Transcribe every line of the records verbatim.

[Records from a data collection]

BEGIN

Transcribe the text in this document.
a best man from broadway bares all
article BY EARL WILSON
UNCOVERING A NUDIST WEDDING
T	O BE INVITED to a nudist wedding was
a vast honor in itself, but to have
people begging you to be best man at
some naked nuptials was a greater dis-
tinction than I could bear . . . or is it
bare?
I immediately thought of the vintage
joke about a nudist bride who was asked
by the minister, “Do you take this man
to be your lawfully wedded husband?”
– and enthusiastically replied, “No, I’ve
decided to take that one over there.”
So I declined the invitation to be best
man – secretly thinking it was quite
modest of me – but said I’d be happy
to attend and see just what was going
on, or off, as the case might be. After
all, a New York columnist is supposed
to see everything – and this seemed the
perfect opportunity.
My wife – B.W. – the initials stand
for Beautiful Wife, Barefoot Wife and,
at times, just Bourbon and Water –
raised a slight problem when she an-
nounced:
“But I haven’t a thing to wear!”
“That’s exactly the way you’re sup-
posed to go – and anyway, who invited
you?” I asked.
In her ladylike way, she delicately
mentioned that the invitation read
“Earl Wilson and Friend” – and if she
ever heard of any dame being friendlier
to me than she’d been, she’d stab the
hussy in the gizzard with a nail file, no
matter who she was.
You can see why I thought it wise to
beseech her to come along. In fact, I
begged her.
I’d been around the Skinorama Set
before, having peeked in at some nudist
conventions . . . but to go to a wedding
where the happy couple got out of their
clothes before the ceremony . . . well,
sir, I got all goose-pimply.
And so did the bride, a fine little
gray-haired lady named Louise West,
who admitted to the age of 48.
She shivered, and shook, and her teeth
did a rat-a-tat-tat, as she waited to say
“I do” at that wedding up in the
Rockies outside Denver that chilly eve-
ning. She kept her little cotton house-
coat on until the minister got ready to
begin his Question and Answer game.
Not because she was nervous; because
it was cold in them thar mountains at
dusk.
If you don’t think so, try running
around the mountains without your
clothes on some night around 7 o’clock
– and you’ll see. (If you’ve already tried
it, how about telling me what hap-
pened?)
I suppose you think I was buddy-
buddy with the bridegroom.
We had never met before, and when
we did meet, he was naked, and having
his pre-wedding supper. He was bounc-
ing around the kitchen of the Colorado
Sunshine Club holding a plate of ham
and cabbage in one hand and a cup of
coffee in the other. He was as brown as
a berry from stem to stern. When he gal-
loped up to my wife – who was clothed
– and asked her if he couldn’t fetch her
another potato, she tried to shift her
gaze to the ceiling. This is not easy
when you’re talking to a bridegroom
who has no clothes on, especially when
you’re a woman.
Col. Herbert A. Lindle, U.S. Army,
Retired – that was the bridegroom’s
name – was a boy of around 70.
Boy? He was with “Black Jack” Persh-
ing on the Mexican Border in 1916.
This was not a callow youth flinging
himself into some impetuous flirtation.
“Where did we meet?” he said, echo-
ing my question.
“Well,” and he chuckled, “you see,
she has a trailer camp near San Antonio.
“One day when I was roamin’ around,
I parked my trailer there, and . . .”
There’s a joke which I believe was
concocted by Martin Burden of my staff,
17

END

▸ Task answer
Transcribe the text in this document.
a best man from broadway bares all
article BY EARL WILSON
UNCOVERING A NUDIST WEDDING
T	O BE INVITED to a nudist wedding was
a vast honor in itself, but to have
people begging you to be best man at
some naked nuptials was a greater dis-
tinction than I could bear . . . or is it
bare?
I immediately thought of the vintage
joke about a nudist bride who was asked
by the minister, “Do you take this man
to be your lawfully wedded husband?”
– and enthusiastically replied, “No, I’ve
decided to take that one over there.”
So I declined the invitation to be best
man – secretly thinking it was quite
modest of me – but said I’d be happy
to attend and see just what was going
on, or off, as the case might be. After
all, a New York columnist is supposed
to see everything – and this seemed the
perfect opportunity.
My wife – B.W. – the initials stand
for Beautiful Wife, Barefoot Wife and,
at times, just Bourbon and Water –
raised a slight problem when she an-
nounced:
“But I haven’t a thing to wear!”
“That’s exactly the way you’re sup-
posed to go – and anyway, who invited
you?” I asked.
In her ladylike way, she delicately
mentioned that the invitation read
“Earl Wilson and Friend” – and if she
ever heard of any dame being friendlier
to me than she’d been, she’d stab the
hussy in the gizzard with a nail file, no
matter who she was.
You can see why I thought it wise to
beseech her to come along. In fact, I
begged her.
I’d been around the Skinorama Set
before, having peeked in at some nudist
conventions . . . but to go to a wedding
where the happy couple got out of their
clothes before the ceremony . . . well,
sir, I got all goose-pimply.
And so did the bride, a fine little
gray-haired lady named Louise West,
who admitted to the age of 48.
She shivered, and shook, and her teeth
did a rat-a-tat-tat, as she waited to say
“I do” at that wedding up in the
Rockies outside Denver that chilly eve-
ning. She kept her little cotton house-
coat on until the minister got ready to
begin his Question and Answer game.
Not because she was nervous; because
it was cold in them thar mountains at
dusk.
If you don’t think so, try running
around the mountains without your
clothes on some night around 7 o’clock
– and you’ll see. (If you’ve already tried
it, how about telling me what hap-
pened?)
I suppose you think I was buddy-
buddy with the bridegroom.
We had never met before, and when
we did meet, he was naked, and having
his pre-wedding supper. He was bounc-
ing around the kitchen of the Colorado
Sunshine Club holding a plate of ham
and cabbage in one hand and a cup of
coffee in the other. He was as brown as
a berry from stem to stern. When he gal-
loped up to my wife – who was clothed
– and asked her if he couldn’t fetch her
another potato, she tried to shift her
gaze to the ceiling. This is not easy
when you’re talking to a bridegroom
who has no clothes on, especially when
you’re a woman.
Col. Herbert A. Lindle, U.S. Army,
Retired – that was the bridegroom’s
name – was a boy of around 70.
Boy? He was with “Black Jack” Persh-
ing on the Mexican Border in 1916.
This was not a callow youth flinging
himself into some impetuous flirtation.
“Where did we meet?” he said, echo-
ing my question.
“Well,” and he chuckled, “you see,
she has a trailer camp near San Antonio.
“One day when I was roamin’ around,
I parked my trailer there, and . . .”
There’s a joke which I believe was
concocted by Martin Burden of my staff,
17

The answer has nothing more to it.